> _Set problem_: Read the listing below and copy out every line that holds "apps".

━━━━━ Entries

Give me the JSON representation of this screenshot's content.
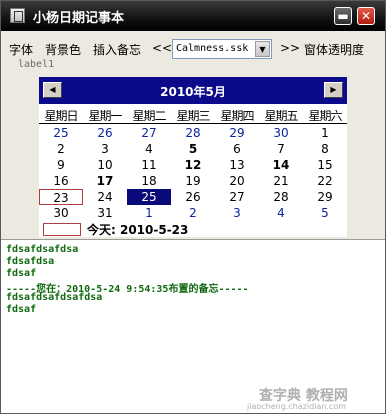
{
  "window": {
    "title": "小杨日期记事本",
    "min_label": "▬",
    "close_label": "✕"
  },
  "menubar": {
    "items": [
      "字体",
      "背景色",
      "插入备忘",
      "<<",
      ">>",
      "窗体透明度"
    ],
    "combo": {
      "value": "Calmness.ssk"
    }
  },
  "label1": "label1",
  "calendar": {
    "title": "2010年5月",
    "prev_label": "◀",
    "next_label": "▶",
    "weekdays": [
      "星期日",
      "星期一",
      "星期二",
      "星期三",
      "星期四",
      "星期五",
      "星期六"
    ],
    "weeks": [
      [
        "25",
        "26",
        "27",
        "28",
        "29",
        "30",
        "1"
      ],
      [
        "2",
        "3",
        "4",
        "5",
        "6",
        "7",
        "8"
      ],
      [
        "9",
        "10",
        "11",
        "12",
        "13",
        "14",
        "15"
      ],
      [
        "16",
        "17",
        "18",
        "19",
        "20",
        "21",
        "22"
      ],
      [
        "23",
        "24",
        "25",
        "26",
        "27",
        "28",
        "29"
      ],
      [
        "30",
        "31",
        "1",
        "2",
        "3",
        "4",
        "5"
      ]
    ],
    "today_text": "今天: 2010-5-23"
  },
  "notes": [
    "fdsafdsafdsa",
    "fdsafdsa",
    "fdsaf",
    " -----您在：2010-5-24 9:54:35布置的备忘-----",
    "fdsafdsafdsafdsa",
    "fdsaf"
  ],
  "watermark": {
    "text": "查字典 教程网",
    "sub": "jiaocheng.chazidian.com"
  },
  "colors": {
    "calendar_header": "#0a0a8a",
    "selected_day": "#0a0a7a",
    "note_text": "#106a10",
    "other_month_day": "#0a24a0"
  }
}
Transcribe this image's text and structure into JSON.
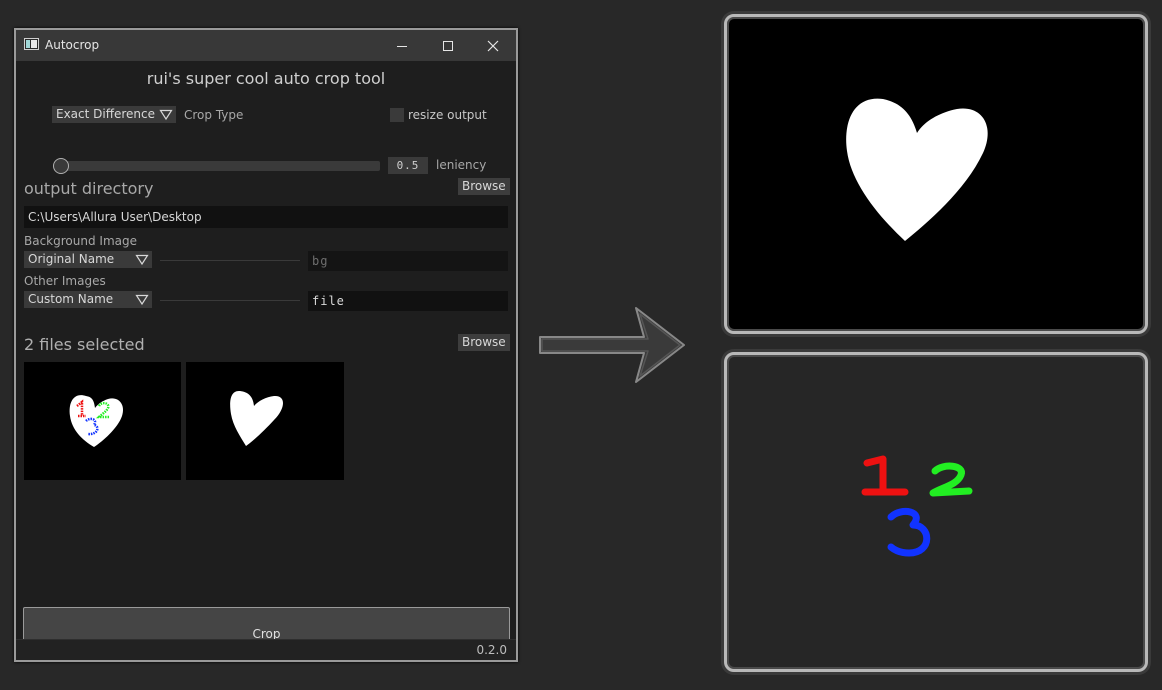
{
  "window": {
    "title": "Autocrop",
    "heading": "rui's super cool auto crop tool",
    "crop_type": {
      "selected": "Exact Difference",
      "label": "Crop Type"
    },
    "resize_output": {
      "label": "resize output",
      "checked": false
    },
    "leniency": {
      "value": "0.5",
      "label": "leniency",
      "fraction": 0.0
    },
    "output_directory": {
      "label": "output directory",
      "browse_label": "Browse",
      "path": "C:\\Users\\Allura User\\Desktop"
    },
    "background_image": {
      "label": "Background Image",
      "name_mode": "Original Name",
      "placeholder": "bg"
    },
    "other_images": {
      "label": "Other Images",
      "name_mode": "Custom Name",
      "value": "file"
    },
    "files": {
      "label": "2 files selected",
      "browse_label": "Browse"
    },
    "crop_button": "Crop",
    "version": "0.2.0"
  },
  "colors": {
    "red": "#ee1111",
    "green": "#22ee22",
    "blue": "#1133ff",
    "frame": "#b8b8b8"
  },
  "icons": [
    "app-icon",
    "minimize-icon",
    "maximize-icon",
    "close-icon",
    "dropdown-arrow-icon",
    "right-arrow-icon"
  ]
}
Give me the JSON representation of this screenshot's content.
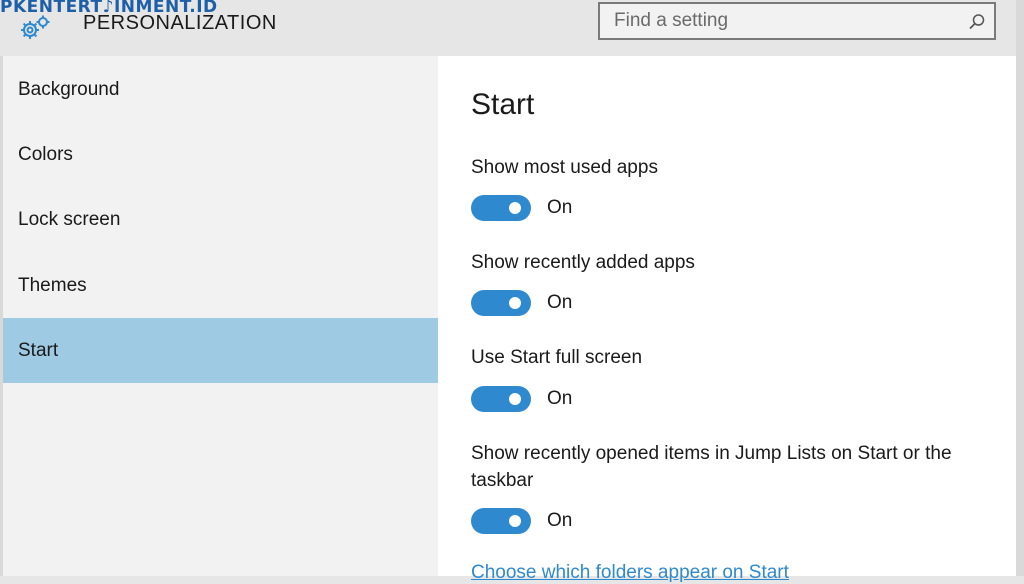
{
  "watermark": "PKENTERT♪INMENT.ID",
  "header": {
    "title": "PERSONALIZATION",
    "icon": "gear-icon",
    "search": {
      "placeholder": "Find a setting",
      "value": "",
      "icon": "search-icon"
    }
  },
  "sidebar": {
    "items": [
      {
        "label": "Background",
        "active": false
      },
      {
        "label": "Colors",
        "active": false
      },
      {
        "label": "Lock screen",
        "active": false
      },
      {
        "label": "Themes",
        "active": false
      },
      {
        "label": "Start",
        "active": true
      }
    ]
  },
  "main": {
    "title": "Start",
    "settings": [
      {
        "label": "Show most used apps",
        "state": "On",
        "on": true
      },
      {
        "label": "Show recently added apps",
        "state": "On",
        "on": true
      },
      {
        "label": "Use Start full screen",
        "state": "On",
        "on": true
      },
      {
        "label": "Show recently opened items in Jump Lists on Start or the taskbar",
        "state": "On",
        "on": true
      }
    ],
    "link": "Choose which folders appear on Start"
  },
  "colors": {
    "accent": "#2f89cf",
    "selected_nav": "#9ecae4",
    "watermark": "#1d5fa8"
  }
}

━━━━━━━━━━

> _Result_:
        "label": "Show most used apps",
        "label": "Show recently added apps",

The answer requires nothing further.